» **TASK REQUIREMENTS**: Leave out the pictures; transcribe all else exactly.

» **DATA PROVIDED**:

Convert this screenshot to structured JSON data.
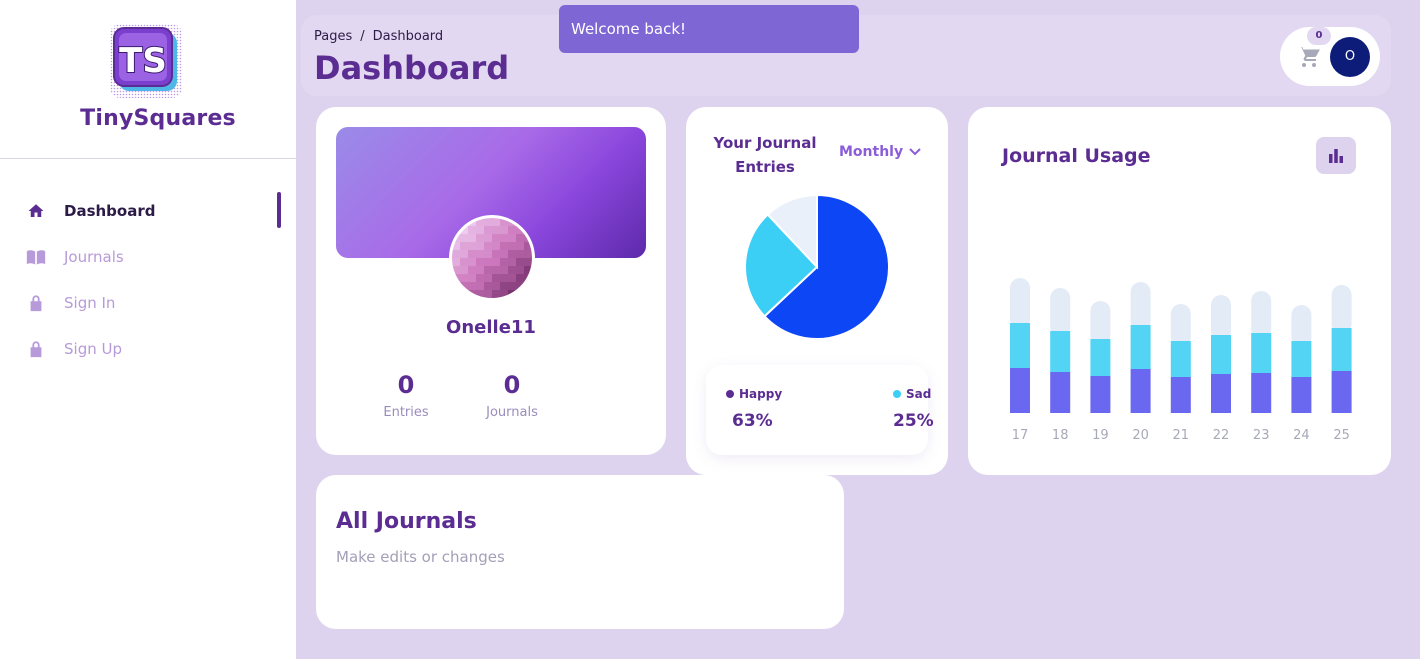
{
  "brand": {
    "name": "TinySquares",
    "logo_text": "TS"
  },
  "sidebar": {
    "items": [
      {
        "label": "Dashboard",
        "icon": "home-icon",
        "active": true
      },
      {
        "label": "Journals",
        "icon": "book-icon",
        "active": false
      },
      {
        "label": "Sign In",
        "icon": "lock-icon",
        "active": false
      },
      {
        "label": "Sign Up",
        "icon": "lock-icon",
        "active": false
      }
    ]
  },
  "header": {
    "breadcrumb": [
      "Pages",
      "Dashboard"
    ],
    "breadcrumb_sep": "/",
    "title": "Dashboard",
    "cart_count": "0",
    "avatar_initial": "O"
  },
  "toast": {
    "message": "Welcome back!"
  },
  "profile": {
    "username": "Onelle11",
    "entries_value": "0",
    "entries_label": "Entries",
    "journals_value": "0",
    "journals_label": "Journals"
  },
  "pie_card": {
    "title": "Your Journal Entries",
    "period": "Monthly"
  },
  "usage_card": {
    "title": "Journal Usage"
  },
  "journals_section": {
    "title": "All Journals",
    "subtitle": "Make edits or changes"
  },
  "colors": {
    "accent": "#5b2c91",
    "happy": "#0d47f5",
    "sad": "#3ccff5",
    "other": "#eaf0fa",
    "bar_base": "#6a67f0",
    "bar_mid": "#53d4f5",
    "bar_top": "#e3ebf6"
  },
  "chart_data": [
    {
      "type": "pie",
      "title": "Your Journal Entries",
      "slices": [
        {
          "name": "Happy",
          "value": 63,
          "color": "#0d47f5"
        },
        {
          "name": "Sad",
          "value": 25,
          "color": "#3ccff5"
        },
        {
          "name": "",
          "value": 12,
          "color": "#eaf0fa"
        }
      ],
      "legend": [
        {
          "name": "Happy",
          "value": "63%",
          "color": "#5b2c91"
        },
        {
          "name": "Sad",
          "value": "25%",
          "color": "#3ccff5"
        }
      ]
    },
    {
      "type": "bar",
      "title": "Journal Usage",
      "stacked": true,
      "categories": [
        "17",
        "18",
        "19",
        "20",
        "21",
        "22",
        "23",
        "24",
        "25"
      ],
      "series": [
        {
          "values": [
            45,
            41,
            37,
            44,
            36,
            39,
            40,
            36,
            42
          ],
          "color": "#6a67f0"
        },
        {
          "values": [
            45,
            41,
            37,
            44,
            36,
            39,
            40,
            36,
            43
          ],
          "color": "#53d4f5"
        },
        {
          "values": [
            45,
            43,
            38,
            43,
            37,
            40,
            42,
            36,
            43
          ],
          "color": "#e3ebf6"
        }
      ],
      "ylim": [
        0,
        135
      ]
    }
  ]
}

» **EXPECTED ANSWER**:
Convert this screenshot to structured JSON data.
{
  "brand": {
    "name": "TinySquares",
    "logo_text": "TS"
  },
  "sidebar": {
    "items": [
      {
        "label": "Dashboard",
        "icon": "home-icon",
        "active": true
      },
      {
        "label": "Journals",
        "icon": "book-icon",
        "active": false
      },
      {
        "label": "Sign In",
        "icon": "lock-icon",
        "active": false
      },
      {
        "label": "Sign Up",
        "icon": "lock-icon",
        "active": false
      }
    ]
  },
  "header": {
    "breadcrumb": [
      "Pages",
      "Dashboard"
    ],
    "breadcrumb_sep": "/",
    "title": "Dashboard",
    "cart_count": "0",
    "avatar_initial": "O"
  },
  "toast": {
    "message": "Welcome back!"
  },
  "profile": {
    "username": "Onelle11",
    "entries_value": "0",
    "entries_label": "Entries",
    "journals_value": "0",
    "journals_label": "Journals"
  },
  "pie_card": {
    "title": "Your Journal Entries",
    "period": "Monthly"
  },
  "usage_card": {
    "title": "Journal Usage"
  },
  "journals_section": {
    "title": "All Journals",
    "subtitle": "Make edits or changes"
  },
  "colors": {
    "accent": "#5b2c91",
    "happy": "#0d47f5",
    "sad": "#3ccff5",
    "other": "#eaf0fa",
    "bar_base": "#6a67f0",
    "bar_mid": "#53d4f5",
    "bar_top": "#e3ebf6"
  },
  "chart_data": [
    {
      "type": "pie",
      "title": "Your Journal Entries",
      "slices": [
        {
          "name": "Happy",
          "value": 63,
          "color": "#0d47f5"
        },
        {
          "name": "Sad",
          "value": 25,
          "color": "#3ccff5"
        },
        {
          "name": "",
          "value": 12,
          "color": "#eaf0fa"
        }
      ],
      "legend": [
        {
          "name": "Happy",
          "value": "63%",
          "color": "#5b2c91"
        },
        {
          "name": "Sad",
          "value": "25%",
          "color": "#3ccff5"
        }
      ]
    },
    {
      "type": "bar",
      "title": "Journal Usage",
      "stacked": true,
      "categories": [
        "17",
        "18",
        "19",
        "20",
        "21",
        "22",
        "23",
        "24",
        "25"
      ],
      "series": [
        {
          "values": [
            45,
            41,
            37,
            44,
            36,
            39,
            40,
            36,
            42
          ],
          "color": "#6a67f0"
        },
        {
          "values": [
            45,
            41,
            37,
            44,
            36,
            39,
            40,
            36,
            43
          ],
          "color": "#53d4f5"
        },
        {
          "values": [
            45,
            43,
            38,
            43,
            37,
            40,
            42,
            36,
            43
          ],
          "color": "#e3ebf6"
        }
      ],
      "ylim": [
        0,
        135
      ]
    }
  ]
}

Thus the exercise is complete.